■ **PROBLEM TO SOLVE**
Each record must be retyped in full. No character may differ.
+---+
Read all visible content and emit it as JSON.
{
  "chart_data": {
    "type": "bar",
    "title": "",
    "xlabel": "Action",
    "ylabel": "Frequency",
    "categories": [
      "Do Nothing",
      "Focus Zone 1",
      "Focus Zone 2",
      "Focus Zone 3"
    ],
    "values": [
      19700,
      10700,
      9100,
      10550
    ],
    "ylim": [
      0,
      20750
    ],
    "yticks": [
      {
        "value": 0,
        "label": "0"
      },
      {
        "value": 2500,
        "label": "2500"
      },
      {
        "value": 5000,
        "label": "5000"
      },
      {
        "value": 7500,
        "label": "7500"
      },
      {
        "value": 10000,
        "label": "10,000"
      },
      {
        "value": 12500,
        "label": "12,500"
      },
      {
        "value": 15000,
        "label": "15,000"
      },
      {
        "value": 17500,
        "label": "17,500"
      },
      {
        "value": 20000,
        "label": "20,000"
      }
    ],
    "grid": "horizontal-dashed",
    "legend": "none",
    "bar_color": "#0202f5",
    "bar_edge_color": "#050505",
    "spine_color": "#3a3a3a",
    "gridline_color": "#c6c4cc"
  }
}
+---+
■ **SOLUTION TO THIS PROBLEM**
Read all visible content and emit it as JSON.
{
  "chart_data": {
    "type": "bar",
    "title": "",
    "xlabel": "Action",
    "ylabel": "Frequency",
    "categories": [
      "Do Nothing",
      "Focus Zone 1",
      "Focus Zone 2",
      "Focus Zone 3"
    ],
    "values": [
      19700,
      10700,
      9100,
      10550
    ],
    "ylim": [
      0,
      20750
    ],
    "yticks": [
      {
        "value": 0,
        "label": "0"
      },
      {
        "value": 2500,
        "label": "2500"
      },
      {
        "value": 5000,
        "label": "5000"
      },
      {
        "value": 7500,
        "label": "7500"
      },
      {
        "value": 10000,
        "label": "10,000"
      },
      {
        "value": 12500,
        "label": "12,500"
      },
      {
        "value": 15000,
        "label": "15,000"
      },
      {
        "value": 17500,
        "label": "17,500"
      },
      {
        "value": 20000,
        "label": "20,000"
      }
    ],
    "grid": "horizontal-dashed",
    "legend": "none",
    "bar_color": "#0202f5",
    "bar_edge_color": "#050505",
    "spine_color": "#3a3a3a",
    "gridline_color": "#c6c4cc"
  }
}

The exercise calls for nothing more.